--- Task statement ---
A complete, word-for-word restatement of the entries is needed.

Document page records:
- - - - - - -

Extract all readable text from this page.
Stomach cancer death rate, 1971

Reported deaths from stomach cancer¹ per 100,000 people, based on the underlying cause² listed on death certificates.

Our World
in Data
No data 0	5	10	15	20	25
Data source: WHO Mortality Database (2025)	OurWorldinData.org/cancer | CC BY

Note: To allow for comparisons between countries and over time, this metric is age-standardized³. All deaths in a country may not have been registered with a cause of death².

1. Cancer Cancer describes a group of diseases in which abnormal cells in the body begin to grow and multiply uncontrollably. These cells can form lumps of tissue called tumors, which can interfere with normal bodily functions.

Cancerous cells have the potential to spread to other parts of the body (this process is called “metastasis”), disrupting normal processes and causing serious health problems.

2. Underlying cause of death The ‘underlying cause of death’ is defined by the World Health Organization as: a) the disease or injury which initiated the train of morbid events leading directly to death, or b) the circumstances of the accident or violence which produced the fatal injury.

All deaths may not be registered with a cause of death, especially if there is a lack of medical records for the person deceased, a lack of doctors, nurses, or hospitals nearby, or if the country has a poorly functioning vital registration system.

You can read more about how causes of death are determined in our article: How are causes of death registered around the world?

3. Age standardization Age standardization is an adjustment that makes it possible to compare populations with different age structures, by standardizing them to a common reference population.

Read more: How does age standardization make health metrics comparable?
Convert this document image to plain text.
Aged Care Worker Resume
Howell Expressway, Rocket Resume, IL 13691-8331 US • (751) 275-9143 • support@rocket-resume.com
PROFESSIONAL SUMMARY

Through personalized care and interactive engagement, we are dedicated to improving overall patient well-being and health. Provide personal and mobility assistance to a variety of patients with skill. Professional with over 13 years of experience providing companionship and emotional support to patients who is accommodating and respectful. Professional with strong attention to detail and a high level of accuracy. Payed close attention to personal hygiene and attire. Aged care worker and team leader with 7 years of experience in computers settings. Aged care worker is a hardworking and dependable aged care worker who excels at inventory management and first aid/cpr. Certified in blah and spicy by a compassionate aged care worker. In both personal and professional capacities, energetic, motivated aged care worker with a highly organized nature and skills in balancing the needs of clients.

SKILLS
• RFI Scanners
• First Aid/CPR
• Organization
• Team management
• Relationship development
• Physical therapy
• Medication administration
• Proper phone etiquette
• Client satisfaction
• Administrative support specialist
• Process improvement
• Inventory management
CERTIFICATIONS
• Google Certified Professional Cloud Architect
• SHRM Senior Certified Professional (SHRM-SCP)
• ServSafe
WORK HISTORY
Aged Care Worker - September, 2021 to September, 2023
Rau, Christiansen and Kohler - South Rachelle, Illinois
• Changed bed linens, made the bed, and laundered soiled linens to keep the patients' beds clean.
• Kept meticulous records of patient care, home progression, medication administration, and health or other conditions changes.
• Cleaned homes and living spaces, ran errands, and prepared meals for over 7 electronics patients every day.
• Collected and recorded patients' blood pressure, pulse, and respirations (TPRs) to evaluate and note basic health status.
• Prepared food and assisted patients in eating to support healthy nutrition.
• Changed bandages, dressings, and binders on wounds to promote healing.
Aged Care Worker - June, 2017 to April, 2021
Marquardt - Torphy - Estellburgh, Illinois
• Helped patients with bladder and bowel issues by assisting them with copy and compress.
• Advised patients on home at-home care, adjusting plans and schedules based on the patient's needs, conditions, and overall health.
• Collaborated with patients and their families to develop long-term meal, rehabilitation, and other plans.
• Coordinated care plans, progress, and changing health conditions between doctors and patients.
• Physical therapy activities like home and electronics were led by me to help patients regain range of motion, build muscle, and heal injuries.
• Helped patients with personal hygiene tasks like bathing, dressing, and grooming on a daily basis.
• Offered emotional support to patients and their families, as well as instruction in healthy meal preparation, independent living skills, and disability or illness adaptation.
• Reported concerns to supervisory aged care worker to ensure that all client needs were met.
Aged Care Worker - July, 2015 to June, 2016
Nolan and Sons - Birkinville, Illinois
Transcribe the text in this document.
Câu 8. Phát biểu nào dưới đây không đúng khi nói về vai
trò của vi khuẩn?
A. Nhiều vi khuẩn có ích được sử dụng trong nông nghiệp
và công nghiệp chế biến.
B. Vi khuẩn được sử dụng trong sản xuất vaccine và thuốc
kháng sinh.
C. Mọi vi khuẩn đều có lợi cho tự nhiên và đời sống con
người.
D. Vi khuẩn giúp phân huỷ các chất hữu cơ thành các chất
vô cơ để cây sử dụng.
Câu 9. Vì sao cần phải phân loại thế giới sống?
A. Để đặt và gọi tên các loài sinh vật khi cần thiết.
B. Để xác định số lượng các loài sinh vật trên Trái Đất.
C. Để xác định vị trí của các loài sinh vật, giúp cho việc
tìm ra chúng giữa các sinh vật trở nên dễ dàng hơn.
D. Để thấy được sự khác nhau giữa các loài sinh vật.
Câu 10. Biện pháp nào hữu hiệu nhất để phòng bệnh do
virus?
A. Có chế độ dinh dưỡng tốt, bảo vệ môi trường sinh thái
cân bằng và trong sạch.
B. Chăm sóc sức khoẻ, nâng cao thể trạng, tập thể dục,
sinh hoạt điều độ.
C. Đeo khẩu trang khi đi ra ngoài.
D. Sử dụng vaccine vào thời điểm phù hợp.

- - - - - - -

--- Output for this exercise ---
Extract all readable text from this page.
Stomach cancer death rate, 1971

Reported deaths from stomach cancer¹ per 100,000 people, based on the underlying cause² listed on death certificates.

Our World
in Data
No data 0	5	10	15	20	25
Data source: WHO Mortality Database (2025)	OurWorldinData.org/cancer | CC BY

Note: To allow for comparisons between countries and over time, this metric is age-standardized³. All deaths in a country may not have been registered with a cause of death².

1. Cancer Cancer describes a group of diseases in which abnormal cells in the body begin to grow and multiply uncontrollably. These cells can form lumps of tissue called tumors, which can interfere with normal bodily functions.

Cancerous cells have the potential to spread to other parts of the body (this process is called “metastasis”), disrupting normal processes and causing serious health problems.

2. Underlying cause of death The ‘underlying cause of death’ is defined by the World Health Organization as: a) the disease or injury which initiated the train of morbid events leading directly to death, or b) the circumstances of the accident or violence which produced the fatal injury.

All deaths may not be registered with a cause of death, especially if there is a lack of medical records for the person deceased, a lack of doctors, nurses, or hospitals nearby, or if the country has a poorly functioning vital registration system.

You can read more about how causes of death are determined in our article: How are causes of death registered around the world?

3. Age standardization Age standardization is an adjustment that makes it possible to compare populations with different age structures, by standardizing them to a common reference population.

Read more: How does age standardization make health metrics comparable?
Convert this document image to plain text.
Aged Care Worker Resume
Howell Expressway, Rocket Resume, IL 13691-8331 US • (751) 275-9143 • support@rocket-resume.com
PROFESSIONAL SUMMARY

Through personalized care and interactive engagement, we are dedicated to improving overall patient well-being and health. Provide personal and mobility assistance to a variety of patients with skill. Professional with over 13 years of experience providing companionship and emotional support to patients who is accommodating and respectful. Professional with strong attention to detail and a high level of accuracy. Payed close attention to personal hygiene and attire. Aged care worker and team leader with 7 years of experience in computers settings. Aged care worker is a hardworking and dependable aged care worker who excels at inventory management and first aid/cpr. Certified in blah and spicy by a compassionate aged care worker. In both personal and professional capacities, energetic, motivated aged care worker with a highly organized nature and skills in balancing the needs of clients.

SKILLS
• RFI Scanners
• First Aid/CPR
• Organization
• Team management
• Relationship development
• Physical therapy
• Medication administration
• Proper phone etiquette
• Client satisfaction
• Administrative support specialist
• Process improvement
• Inventory management
CERTIFICATIONS
• Google Certified Professional Cloud Architect
• SHRM Senior Certified Professional (SHRM-SCP)
• ServSafe
WORK HISTORY
Aged Care Worker - September, 2021 to September, 2023
Rau, Christiansen and Kohler - South Rachelle, Illinois
• Changed bed linens, made the bed, and laundered soiled linens to keep the patients' beds clean.
• Kept meticulous records of patient care, home progression, medication administration, and health or other conditions changes.
• Cleaned homes and living spaces, ran errands, and prepared meals for over 7 electronics patients every day.
• Collected and recorded patients' blood pressure, pulse, and respirations (TPRs) to evaluate and note basic health status.
• Prepared food and assisted patients in eating to support healthy nutrition.
• Changed bandages, dressings, and binders on wounds to promote healing.
Aged Care Worker - June, 2017 to April, 2021
Marquardt - Torphy - Estellburgh, Illinois
• Helped patients with bladder and bowel issues by assisting them with copy and compress.
• Advised patients on home at-home care, adjusting plans and schedules based on the patient's needs, conditions, and overall health.
• Collaborated with patients and their families to develop long-term meal, rehabilitation, and other plans.
• Coordinated care plans, progress, and changing health conditions between doctors and patients.
• Physical therapy activities like home and electronics were led by me to help patients regain range of motion, build muscle, and heal injuries.
• Helped patients with personal hygiene tasks like bathing, dressing, and grooming on a daily basis.
• Offered emotional support to patients and their families, as well as instruction in healthy meal preparation, independent living skills, and disability or illness adaptation.
• Reported concerns to supervisory aged care worker to ensure that all client needs were met.
Aged Care Worker - July, 2015 to June, 2016
Nolan and Sons - Birkinville, Illinois
Transcribe the text in this document.
Câu 8. Phát biểu nào dưới đây không đúng khi nói về vai
trò của vi khuẩn?
A. Nhiều vi khuẩn có ích được sử dụng trong nông nghiệp
và công nghiệp chế biến.
B. Vi khuẩn được sử dụng trong sản xuất vaccine và thuốc
kháng sinh.
C. Mọi vi khuẩn đều có lợi cho tự nhiên và đời sống con
người.
D. Vi khuẩn giúp phân huỷ các chất hữu cơ thành các chất
vô cơ để cây sử dụng.
Câu 9. Vì sao cần phải phân loại thế giới sống?
A. Để đặt và gọi tên các loài sinh vật khi cần thiết.
B. Để xác định số lượng các loài sinh vật trên Trái Đất.
C. Để xác định vị trí của các loài sinh vật, giúp cho việc
tìm ra chúng giữa các sinh vật trở nên dễ dàng hơn.
D. Để thấy được sự khác nhau giữa các loài sinh vật.
Câu 10. Biện pháp nào hữu hiệu nhất để phòng bệnh do
virus?
A. Có chế độ dinh dưỡng tốt, bảo vệ môi trường sinh thái
cân bằng và trong sạch.
B. Chăm sóc sức khoẻ, nâng cao thể trạng, tập thể dục,
sinh hoạt điều độ.
C. Đeo khẩu trang khi đi ra ngoài.
D. Sử dụng vaccine vào thời điểm phù hợp.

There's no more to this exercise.